::: Data lines

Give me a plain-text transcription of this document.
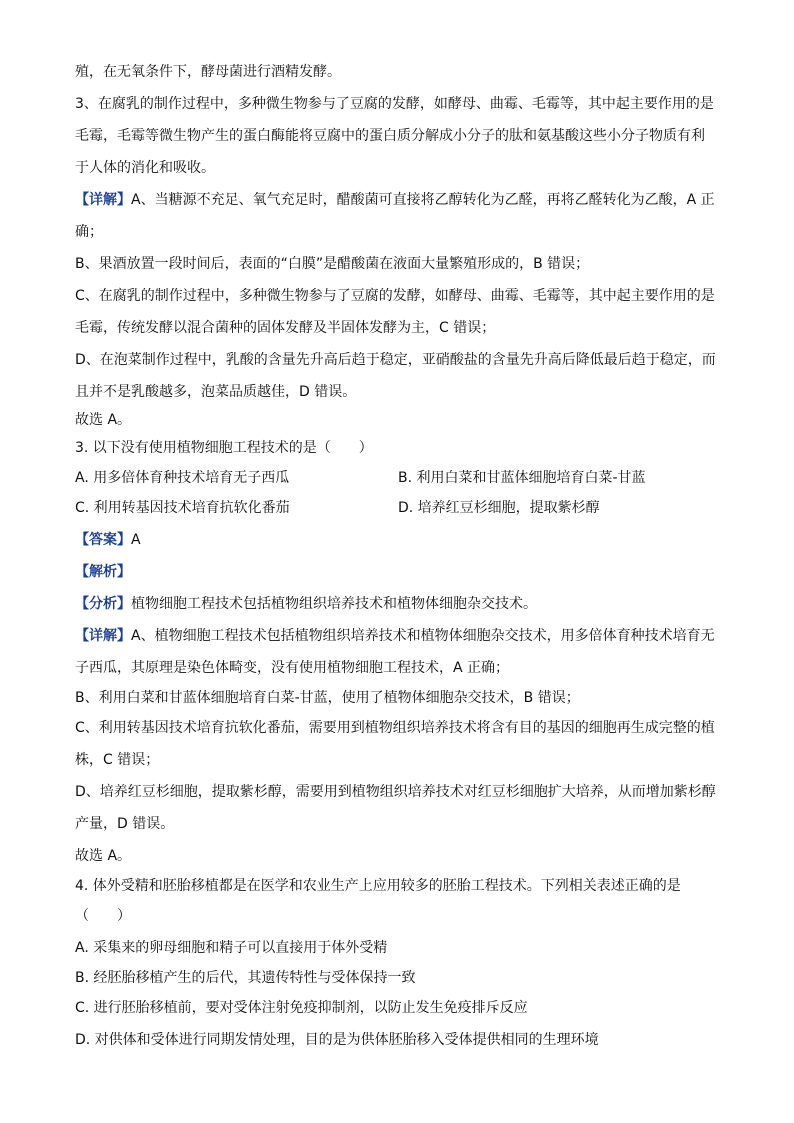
殖，在无氧条件下，酵母菌进行酒精发酵。
3、在腐乳的制作过程中，多种微生物参与了豆腐的发酵，如酵母、曲霉、毛霉等，其中起主要作用的是
毛霉，毛霉等微生物产生的蛋白酶能将豆腐中的蛋白质分解成小分子的肽和氨基酸这些小分子物质有利
于人体的消化和吸收。
【详解】A、当糖源不充足、氧气充足时，醋酸菌可直接将乙醇转化为乙醛，再将乙醛转化为乙酸，A 正
确；
B、果酒放置一段时间后，表面的“白膜”是醋酸菌在液面大量繁殖形成的，B 错误；
C、在腐乳的制作过程中，多种微生物参与了豆腐的发酵，如酵母、曲霉、毛霉等，其中起主要作用的是
毛霉，传统发酵以混合菌种的固体发酵及半固体发酵为主，C 错误；
D、在泡菜制作过程中，乳酸的含量先升高后趋于稳定，亚硝酸盐的含量先升高后降低最后趋于稳定，而
且并不是乳酸越多，泡菜品质越佳，D 错误。
故选 A。
3. 以下没有使用植物细胞工程技术的是（　　）
A. 用多倍体育种技术培育无子西瓜	B. 利用白菜和甘蓝体细胞培育白菜-甘蓝
C. 利用转基因技术培育抗软化番茄	D. 培养红豆杉细胞，提取紫杉醇
【答案】A
【解析】
【分析】植物细胞工程技术包括植物组织培养技术和植物体细胞杂交技术。
【详解】A、植物细胞工程技术包括植物组织培养技术和植物体细胞杂交技术，用多倍体育种技术培育无
子西瓜，其原理是染色体畸变，没有使用植物细胞工程技术，A 正确；
B、利用白菜和甘蓝体细胞培育白菜-甘蓝，使用了植物体细胞杂交技术，B 错误；
C、利用转基因技术培育抗软化番茄，需要用到植物组织培养技术将含有目的基因的细胞再生成完整的植
株，C 错误；
D、培养红豆杉细胞，提取紫杉醇，需要用到植物组织培养技术对红豆杉细胞扩大培养，从而增加紫杉醇
产量，D 错误。
故选 A。
4. 体外受精和胚胎移植都是在医学和农业生产上应用较多的胚胎工程技术。下列相关表述正确的是
（　　）
A. 采集来的卵母细胞和精子可以直接用于体外受精
B. 经胚胎移植产生的后代，其遗传特性与受体保持一致
C. 进行胚胎移植前，要对受体注射免疫抑制剂，以防止发生免疫排斥反应
D. 对供体和受体进行同期发情处理，目的是为供体胚胎移入受体提供相同的生理环境
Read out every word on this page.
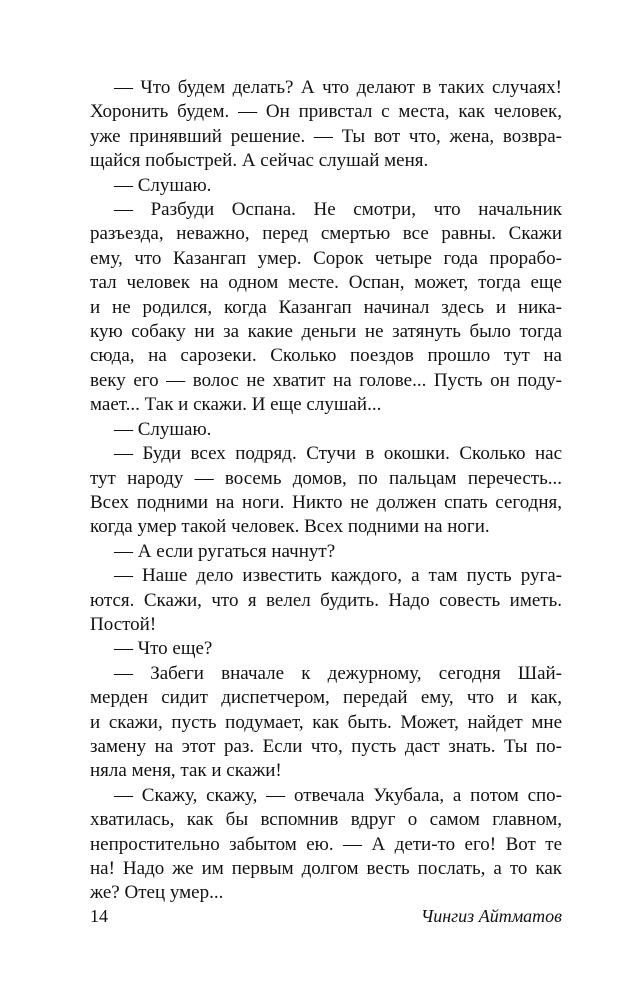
— Что будем делать? А что делают в таких случаях!
Хоронить будем. — Он привстал с места, как человек,
уже принявший решение. — Ты вот что, жена, возвра-
щайся побыстрей. А сейчас слушай меня.
— Слушаю.
— Разбуди Оспана. Не смотри, что начальник
разъезда, неважно, перед смертью все равны. Скажи
ему, что Казангап умер. Сорок четыре года прорабо-
тал человек на одном месте. Оспан, может, тогда еще
и не родился, когда Казангап начинал здесь и ника-
кую собаку ни за какие деньги не затянуть было тогда
сюда, на сарозеки. Сколько поездов прошло тут на
веку его — волос не хватит на голове... Пусть он поду-
мает... Так и скажи. И еще слушай...
— Слушаю.
— Буди всех подряд. Стучи в окошки. Сколько нас
тут народу — восемь домов, по пальцам перечесть...
Всех подними на ноги. Никто не должен спать сегодня,
когда умер такой человек. Всех подними на ноги.
— А если ругаться начнут?
— Наше дело известить каждого, а там пусть руга-
ются. Скажи, что я велел будить. Надо совесть иметь.
Постой!
— Что еще?
— Забеги вначале к дежурному, сегодня Шай-
мерден сидит диспетчером, передай ему, что и как,
и скажи, пусть подумает, как быть. Может, найдет мне
замену на этот раз. Если что, пусть даст знать. Ты по-
няла меня, так и скажи!
— Скажу, скажу, — отвечала Укубала, а потом спо-
хватилась, как бы вспомнив вдруг о самом главном,
непростительно забытом ею. — А дети-то его! Вот те
на! Надо же им первым долгом весть послать, а то как
же? Отец умер...
14	Чингиз Айтматов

::::::

Write out exactly, and nothing more than, the lines of the entries above from the line containing "Read out every word on this page." through the final line; omit any pictures.

Response below ▸
Read out every word on this page.
— Что будем делать? А что делают в таких случаях!
Хоронить будем. — Он привстал с места, как человек,
уже принявший решение. — Ты вот что, жена, возвра-
щайся побыстрей. А сейчас слушай меня.
— Слушаю.
— Разбуди Оспана. Не смотри, что начальник
разъезда, неважно, перед смертью все равны. Скажи
ему, что Казангап умер. Сорок четыре года прорабо-
тал человек на одном месте. Оспан, может, тогда еще
и не родился, когда Казангап начинал здесь и ника-
кую собаку ни за какие деньги не затянуть было тогда
сюда, на сарозеки. Сколько поездов прошло тут на
веку его — волос не хватит на голове... Пусть он поду-
мает... Так и скажи. И еще слушай...
— Слушаю.
— Буди всех подряд. Стучи в окошки. Сколько нас
тут народу — восемь домов, по пальцам перечесть...
Всех подними на ноги. Никто не должен спать сегодня,
когда умер такой человек. Всех подними на ноги.
— А если ругаться начнут?
— Наше дело известить каждого, а там пусть руга-
ются. Скажи, что я велел будить. Надо совесть иметь.
Постой!
— Что еще?
— Забеги вначале к дежурному, сегодня Шай-
мерден сидит диспетчером, передай ему, что и как,
и скажи, пусть подумает, как быть. Может, найдет мне
замену на этот раз. Если что, пусть даст знать. Ты по-
няла меня, так и скажи!
— Скажу, скажу, — отвечала Укубала, а потом спо-
хватилась, как бы вспомнив вдруг о самом главном,
непростительно забытом ею. — А дети-то его! Вот те
на! Надо же им первым долгом весть послать, а то как
же? Отец умер...
14	Чингиз Айтматов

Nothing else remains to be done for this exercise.